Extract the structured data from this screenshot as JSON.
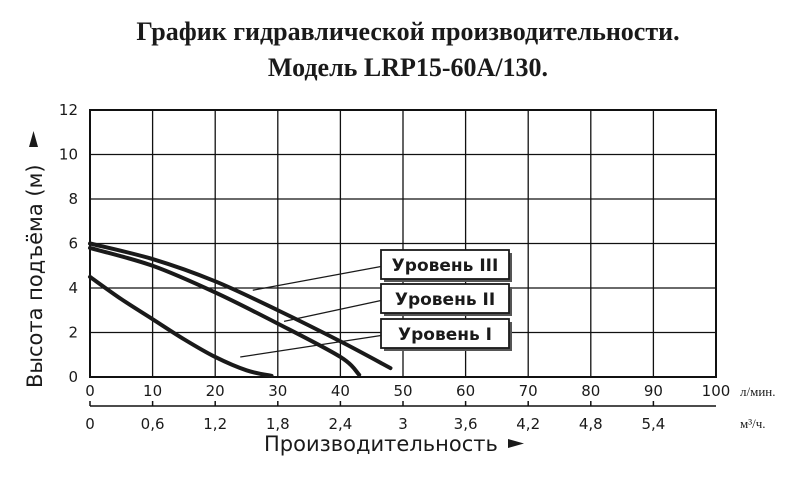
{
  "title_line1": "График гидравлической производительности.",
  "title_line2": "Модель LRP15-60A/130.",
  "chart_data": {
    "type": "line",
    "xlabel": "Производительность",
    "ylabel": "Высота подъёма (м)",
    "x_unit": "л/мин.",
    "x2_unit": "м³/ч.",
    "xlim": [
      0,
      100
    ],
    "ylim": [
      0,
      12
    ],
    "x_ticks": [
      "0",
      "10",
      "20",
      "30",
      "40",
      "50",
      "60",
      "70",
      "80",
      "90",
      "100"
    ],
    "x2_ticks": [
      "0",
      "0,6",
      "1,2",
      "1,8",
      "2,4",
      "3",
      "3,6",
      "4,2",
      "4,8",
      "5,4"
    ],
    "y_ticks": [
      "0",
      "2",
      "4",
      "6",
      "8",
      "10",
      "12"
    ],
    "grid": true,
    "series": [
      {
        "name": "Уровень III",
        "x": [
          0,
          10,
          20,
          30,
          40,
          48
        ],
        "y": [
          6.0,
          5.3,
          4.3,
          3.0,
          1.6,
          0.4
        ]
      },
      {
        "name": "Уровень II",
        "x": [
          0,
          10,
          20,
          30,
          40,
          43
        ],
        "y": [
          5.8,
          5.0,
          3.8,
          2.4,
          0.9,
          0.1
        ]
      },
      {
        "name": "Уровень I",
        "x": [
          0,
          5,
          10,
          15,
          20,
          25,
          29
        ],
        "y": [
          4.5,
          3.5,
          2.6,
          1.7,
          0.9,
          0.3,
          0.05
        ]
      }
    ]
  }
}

--

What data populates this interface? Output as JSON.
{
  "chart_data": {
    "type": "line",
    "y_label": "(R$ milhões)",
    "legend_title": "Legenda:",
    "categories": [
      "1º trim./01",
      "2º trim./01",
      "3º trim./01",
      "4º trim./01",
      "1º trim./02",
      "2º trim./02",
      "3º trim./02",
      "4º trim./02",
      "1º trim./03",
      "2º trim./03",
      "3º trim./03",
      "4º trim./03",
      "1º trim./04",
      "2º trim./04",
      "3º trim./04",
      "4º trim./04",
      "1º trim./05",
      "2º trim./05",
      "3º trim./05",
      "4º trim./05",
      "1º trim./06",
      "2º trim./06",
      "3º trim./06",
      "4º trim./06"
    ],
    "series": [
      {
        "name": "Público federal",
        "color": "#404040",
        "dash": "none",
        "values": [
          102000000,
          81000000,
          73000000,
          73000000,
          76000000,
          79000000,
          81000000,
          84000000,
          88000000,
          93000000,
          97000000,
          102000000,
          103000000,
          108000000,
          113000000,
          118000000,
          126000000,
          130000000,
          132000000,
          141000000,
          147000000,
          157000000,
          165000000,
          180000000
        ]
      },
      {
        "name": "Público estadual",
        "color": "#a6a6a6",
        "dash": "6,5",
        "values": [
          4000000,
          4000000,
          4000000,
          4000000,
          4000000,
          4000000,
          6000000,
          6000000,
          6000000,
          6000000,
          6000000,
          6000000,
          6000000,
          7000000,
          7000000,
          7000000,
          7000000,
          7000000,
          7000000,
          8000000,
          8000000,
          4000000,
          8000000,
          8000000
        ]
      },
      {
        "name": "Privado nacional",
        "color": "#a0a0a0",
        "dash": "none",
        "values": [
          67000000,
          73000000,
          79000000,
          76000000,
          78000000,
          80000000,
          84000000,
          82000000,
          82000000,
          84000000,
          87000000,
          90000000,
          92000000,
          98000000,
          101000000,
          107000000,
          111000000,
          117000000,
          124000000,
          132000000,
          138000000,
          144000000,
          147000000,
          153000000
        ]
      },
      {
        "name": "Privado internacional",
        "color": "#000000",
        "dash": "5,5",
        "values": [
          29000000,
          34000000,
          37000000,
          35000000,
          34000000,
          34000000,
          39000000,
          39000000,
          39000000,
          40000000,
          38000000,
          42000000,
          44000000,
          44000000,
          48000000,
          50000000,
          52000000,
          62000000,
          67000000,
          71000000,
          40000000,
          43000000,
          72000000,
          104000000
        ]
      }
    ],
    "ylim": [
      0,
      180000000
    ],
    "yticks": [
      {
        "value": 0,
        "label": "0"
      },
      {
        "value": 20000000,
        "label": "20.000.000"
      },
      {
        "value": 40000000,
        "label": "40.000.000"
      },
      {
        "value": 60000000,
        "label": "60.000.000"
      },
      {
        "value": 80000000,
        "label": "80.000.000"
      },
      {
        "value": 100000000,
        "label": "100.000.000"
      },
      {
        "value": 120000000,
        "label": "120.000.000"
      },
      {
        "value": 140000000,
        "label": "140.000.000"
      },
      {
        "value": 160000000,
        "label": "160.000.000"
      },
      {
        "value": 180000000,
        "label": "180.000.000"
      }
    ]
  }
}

### [Your goal]
Gather up the lines that contain the word "JSON".

### [Output of the exercise]
Extract the structured data from this screenshot as JSON.
What data populates this interface? Output as JSON.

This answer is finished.